For the listing underneath, give the count of lines containing the string "Kroupa" and nothing further.

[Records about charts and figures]
--- start ---

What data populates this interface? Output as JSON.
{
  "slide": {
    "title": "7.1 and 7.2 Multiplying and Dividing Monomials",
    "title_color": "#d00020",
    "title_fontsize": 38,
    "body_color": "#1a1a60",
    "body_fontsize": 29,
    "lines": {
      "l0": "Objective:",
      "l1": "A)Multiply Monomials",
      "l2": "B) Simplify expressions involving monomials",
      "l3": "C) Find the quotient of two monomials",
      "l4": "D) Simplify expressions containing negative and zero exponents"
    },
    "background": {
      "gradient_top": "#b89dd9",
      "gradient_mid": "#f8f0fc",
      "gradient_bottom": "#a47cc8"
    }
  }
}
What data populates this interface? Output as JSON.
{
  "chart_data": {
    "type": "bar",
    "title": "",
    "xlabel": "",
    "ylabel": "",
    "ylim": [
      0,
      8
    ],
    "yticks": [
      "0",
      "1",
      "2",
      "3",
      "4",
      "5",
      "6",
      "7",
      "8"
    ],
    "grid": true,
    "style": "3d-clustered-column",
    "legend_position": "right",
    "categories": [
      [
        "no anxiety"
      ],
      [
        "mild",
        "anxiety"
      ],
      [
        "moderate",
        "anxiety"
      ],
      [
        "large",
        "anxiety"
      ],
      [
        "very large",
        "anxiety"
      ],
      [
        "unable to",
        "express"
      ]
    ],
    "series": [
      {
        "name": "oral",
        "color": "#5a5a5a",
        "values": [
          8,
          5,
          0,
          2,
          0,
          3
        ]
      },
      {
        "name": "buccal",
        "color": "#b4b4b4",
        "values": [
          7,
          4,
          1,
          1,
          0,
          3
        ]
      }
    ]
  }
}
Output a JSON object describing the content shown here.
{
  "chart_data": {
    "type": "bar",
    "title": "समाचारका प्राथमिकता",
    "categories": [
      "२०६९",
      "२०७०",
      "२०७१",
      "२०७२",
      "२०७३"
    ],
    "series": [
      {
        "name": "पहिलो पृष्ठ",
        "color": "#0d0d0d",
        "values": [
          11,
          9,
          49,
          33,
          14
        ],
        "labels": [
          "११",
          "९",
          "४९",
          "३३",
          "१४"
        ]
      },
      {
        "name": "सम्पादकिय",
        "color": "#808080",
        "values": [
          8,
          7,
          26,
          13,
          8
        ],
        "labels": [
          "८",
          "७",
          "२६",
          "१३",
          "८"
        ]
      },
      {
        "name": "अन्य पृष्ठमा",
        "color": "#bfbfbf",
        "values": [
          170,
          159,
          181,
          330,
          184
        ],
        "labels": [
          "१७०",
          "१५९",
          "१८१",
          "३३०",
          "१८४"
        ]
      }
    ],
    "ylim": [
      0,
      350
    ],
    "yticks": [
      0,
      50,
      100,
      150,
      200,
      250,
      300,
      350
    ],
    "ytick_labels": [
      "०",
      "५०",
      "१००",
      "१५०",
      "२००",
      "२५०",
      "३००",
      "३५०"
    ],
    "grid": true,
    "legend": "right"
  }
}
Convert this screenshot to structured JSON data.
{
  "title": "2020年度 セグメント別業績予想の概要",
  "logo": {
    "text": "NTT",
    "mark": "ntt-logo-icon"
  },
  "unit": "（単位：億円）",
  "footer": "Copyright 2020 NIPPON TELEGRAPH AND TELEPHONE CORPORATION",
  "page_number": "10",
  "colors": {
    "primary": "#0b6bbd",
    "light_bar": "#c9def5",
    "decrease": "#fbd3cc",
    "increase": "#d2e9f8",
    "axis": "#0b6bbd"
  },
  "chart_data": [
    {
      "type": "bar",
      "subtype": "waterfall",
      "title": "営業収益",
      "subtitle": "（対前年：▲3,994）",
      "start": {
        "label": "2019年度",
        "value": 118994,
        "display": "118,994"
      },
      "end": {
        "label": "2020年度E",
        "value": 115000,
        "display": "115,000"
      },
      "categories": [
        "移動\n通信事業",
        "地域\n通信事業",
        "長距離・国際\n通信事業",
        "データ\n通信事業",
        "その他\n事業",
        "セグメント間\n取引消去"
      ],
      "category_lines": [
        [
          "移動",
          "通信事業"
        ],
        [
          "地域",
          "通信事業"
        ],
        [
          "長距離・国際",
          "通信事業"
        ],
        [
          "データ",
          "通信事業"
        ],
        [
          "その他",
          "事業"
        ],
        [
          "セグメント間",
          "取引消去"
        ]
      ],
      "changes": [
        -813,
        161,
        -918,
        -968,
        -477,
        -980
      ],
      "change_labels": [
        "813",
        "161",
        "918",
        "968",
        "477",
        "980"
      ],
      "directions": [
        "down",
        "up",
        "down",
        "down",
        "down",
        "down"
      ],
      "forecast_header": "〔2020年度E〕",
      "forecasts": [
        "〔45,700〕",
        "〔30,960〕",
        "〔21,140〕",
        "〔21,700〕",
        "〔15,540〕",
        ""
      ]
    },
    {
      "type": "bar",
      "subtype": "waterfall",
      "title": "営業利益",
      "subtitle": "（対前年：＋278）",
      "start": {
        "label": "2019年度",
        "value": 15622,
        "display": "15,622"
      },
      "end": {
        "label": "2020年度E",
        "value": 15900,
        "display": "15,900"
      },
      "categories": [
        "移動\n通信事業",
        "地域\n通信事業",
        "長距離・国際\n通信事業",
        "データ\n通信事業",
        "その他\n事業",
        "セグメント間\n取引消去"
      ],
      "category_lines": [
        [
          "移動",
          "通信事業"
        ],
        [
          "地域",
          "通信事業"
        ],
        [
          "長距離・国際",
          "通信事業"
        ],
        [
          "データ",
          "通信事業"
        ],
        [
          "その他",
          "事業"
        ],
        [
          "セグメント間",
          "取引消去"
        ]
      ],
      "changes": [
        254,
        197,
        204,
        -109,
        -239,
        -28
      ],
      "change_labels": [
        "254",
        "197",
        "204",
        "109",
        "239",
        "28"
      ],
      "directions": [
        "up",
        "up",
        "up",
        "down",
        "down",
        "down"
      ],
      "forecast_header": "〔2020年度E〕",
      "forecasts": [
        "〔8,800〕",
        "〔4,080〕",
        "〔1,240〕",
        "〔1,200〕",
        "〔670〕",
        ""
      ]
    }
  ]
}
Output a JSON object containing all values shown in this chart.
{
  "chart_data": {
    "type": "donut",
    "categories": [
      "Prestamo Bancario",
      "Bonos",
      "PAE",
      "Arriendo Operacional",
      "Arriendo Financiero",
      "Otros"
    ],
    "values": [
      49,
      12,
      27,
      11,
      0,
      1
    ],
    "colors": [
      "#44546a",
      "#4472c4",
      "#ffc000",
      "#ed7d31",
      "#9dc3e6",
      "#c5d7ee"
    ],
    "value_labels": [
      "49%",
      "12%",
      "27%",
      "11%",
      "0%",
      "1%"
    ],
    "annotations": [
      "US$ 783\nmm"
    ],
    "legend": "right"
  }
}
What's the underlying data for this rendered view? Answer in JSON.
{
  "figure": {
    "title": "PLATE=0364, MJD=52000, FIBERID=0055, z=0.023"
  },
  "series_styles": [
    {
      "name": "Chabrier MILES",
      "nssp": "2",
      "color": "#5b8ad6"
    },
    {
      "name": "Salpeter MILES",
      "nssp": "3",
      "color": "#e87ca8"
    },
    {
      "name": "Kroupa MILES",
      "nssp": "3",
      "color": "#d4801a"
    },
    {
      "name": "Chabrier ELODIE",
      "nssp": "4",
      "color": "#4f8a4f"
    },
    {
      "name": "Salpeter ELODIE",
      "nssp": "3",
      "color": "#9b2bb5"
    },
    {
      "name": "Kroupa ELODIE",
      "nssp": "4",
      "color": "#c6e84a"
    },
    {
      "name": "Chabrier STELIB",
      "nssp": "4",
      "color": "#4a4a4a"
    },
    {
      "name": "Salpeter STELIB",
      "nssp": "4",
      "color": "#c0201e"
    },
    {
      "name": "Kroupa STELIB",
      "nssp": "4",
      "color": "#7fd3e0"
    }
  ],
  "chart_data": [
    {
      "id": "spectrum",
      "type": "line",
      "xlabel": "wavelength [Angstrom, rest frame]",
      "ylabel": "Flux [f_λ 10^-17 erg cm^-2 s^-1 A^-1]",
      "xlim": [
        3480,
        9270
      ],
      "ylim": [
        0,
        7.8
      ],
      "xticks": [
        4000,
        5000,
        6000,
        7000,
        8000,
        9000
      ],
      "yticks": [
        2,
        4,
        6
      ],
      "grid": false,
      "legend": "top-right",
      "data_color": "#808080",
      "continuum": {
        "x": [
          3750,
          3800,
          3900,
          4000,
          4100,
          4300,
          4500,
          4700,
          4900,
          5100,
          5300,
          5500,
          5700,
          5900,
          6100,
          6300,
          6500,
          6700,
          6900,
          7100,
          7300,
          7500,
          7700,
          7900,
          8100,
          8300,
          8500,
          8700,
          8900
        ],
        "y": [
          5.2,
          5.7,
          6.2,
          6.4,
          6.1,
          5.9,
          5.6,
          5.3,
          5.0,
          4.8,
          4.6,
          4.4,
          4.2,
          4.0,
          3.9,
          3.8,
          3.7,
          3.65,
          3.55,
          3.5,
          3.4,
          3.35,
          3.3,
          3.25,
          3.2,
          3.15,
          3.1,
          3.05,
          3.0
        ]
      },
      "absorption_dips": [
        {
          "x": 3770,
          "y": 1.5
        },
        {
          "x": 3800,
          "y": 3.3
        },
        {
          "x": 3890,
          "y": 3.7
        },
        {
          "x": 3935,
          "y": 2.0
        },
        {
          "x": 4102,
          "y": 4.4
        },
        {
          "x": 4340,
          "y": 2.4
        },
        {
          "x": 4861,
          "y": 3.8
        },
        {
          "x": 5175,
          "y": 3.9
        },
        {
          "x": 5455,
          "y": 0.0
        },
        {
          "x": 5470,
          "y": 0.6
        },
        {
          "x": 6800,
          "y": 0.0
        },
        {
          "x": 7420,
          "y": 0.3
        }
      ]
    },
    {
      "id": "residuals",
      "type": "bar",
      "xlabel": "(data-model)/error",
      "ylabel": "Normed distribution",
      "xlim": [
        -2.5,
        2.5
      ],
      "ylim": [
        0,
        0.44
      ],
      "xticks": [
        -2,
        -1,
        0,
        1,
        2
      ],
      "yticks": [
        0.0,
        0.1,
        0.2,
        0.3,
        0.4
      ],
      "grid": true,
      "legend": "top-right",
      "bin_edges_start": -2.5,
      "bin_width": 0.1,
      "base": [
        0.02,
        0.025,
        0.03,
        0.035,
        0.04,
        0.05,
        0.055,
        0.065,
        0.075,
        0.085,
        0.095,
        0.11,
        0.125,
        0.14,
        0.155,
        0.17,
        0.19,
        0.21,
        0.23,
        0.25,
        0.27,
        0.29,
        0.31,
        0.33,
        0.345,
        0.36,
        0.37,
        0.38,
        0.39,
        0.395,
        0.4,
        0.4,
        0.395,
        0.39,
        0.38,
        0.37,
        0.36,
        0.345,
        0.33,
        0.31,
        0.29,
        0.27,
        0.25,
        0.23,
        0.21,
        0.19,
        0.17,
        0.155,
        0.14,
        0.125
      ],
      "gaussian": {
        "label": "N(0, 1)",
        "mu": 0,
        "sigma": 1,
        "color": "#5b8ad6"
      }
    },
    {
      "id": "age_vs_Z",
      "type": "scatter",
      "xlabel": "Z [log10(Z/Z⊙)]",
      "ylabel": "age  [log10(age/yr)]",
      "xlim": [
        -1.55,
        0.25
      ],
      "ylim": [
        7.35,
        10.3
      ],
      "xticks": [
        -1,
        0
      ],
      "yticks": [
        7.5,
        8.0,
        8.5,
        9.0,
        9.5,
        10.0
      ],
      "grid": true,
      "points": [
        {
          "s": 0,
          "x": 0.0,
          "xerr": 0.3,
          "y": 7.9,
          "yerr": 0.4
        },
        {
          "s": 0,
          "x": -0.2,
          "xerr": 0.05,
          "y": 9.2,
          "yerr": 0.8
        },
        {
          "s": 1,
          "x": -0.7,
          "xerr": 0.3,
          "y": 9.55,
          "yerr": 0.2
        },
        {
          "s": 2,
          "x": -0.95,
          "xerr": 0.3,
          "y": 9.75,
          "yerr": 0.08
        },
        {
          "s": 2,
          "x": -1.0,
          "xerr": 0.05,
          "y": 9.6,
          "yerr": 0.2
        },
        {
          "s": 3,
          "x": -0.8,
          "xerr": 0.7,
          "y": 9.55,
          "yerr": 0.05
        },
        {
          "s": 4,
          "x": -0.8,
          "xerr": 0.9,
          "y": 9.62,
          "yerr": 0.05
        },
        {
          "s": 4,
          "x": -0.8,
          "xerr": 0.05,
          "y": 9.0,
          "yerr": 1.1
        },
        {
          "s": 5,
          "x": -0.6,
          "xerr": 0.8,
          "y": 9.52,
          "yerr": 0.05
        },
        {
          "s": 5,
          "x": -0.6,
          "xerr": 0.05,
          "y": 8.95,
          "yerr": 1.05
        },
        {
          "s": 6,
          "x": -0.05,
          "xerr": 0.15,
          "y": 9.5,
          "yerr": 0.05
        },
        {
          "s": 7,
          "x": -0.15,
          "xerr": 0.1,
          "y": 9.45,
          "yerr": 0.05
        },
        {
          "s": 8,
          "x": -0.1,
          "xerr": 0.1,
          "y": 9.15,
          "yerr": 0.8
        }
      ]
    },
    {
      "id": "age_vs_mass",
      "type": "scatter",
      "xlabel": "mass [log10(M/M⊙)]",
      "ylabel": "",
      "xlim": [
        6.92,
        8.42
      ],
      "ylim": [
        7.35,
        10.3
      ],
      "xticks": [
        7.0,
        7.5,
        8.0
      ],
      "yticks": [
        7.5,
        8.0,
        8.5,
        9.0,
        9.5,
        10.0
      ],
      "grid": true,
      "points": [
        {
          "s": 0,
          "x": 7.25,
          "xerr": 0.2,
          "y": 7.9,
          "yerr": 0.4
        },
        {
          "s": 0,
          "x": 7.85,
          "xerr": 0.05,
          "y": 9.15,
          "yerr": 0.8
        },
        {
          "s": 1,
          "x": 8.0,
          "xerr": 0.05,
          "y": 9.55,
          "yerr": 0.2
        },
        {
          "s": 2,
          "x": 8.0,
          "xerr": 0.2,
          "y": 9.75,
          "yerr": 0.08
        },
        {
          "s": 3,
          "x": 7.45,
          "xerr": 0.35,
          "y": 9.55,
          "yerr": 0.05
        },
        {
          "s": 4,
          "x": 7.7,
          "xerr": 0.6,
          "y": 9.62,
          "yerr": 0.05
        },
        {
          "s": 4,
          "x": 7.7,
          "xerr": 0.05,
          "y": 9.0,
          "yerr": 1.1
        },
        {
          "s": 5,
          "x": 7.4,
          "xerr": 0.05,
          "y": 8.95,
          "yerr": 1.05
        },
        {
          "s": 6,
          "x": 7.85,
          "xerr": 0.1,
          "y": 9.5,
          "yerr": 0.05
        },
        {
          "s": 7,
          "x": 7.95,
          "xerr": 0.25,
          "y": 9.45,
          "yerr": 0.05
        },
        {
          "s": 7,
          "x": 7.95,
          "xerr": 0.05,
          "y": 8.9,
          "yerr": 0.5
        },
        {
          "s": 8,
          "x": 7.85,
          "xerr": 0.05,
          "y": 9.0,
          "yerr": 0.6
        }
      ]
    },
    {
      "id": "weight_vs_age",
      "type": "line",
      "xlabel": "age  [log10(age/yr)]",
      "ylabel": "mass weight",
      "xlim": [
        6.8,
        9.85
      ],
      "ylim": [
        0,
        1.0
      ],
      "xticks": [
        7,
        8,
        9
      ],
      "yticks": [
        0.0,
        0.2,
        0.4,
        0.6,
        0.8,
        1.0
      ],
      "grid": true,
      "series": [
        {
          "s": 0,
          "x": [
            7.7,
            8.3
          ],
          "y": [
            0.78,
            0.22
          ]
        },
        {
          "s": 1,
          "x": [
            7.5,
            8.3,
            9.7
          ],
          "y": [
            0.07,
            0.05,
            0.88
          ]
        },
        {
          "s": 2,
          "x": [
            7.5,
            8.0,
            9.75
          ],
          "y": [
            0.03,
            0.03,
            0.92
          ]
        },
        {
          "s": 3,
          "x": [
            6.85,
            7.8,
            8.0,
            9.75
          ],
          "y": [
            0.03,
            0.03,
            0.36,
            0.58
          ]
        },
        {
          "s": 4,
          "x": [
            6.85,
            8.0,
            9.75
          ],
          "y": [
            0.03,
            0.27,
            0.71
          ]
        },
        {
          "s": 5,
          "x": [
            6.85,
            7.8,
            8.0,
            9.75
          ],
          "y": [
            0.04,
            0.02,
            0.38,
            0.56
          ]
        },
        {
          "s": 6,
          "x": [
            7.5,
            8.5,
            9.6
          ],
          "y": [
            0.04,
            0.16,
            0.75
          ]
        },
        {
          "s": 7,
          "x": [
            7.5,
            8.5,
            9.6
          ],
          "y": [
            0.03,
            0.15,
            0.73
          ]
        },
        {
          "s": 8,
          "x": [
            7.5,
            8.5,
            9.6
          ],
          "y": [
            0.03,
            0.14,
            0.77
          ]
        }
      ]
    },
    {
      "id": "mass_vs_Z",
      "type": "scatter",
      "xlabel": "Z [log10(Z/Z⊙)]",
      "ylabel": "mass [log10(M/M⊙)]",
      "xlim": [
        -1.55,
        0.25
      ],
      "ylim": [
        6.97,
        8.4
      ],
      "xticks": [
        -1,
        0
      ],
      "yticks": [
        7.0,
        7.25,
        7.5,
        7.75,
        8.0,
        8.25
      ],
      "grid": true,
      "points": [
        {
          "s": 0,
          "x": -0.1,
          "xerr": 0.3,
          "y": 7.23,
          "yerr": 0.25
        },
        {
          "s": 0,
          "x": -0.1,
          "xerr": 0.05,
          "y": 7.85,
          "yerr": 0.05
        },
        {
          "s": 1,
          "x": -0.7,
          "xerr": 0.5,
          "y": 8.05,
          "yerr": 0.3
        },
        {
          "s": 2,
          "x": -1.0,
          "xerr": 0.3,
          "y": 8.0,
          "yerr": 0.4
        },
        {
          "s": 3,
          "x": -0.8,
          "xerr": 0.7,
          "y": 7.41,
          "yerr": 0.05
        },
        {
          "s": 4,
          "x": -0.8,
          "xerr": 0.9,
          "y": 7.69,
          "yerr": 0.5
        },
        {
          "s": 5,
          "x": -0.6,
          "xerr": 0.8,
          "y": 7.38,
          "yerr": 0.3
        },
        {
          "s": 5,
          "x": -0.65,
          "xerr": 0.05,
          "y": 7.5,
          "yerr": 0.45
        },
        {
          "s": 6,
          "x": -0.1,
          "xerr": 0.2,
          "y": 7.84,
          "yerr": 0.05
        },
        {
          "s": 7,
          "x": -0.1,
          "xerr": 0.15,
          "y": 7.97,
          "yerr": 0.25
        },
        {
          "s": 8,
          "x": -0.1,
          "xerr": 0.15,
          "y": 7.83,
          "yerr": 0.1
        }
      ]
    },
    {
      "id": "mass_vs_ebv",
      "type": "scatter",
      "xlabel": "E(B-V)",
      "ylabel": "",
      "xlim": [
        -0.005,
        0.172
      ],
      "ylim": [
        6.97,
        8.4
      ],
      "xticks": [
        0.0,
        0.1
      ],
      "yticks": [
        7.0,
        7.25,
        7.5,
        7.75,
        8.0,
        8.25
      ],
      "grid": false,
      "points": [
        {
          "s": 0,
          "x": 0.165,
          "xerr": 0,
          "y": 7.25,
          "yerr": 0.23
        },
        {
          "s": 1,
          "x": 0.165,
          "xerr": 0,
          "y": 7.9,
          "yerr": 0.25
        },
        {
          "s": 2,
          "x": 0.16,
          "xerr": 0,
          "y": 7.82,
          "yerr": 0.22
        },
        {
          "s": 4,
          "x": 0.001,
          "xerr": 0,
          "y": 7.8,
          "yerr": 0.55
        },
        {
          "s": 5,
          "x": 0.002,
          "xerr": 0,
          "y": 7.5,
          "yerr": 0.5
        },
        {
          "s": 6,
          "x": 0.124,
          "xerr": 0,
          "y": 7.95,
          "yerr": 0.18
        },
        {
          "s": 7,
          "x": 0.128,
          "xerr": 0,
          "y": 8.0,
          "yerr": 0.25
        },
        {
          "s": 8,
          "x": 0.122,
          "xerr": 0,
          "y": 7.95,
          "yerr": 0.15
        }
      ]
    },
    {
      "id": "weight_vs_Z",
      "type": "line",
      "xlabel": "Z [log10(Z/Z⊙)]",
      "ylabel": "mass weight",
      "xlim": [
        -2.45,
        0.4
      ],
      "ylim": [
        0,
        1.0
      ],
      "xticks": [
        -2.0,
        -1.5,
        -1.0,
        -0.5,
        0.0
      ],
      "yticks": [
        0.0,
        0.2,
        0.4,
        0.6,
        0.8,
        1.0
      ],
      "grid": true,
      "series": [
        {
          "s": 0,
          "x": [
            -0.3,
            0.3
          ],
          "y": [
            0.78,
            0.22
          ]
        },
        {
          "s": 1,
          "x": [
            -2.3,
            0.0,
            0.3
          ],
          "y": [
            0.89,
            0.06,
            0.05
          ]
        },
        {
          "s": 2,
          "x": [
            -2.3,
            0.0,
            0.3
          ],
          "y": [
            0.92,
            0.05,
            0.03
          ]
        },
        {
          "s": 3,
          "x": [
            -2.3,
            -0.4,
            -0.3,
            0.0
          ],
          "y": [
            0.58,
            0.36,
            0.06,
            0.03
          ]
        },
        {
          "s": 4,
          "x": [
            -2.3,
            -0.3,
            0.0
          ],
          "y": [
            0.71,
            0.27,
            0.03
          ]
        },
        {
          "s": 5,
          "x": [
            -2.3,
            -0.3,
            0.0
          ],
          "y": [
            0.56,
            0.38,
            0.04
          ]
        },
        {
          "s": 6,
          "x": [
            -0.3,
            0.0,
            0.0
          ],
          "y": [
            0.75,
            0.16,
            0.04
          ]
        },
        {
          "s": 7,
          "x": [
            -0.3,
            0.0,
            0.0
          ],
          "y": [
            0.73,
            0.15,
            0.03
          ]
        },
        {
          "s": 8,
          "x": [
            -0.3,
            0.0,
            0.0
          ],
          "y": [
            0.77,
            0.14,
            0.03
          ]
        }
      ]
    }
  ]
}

--- end ---

• _SOLUTION TO THIS PROBLEM_
3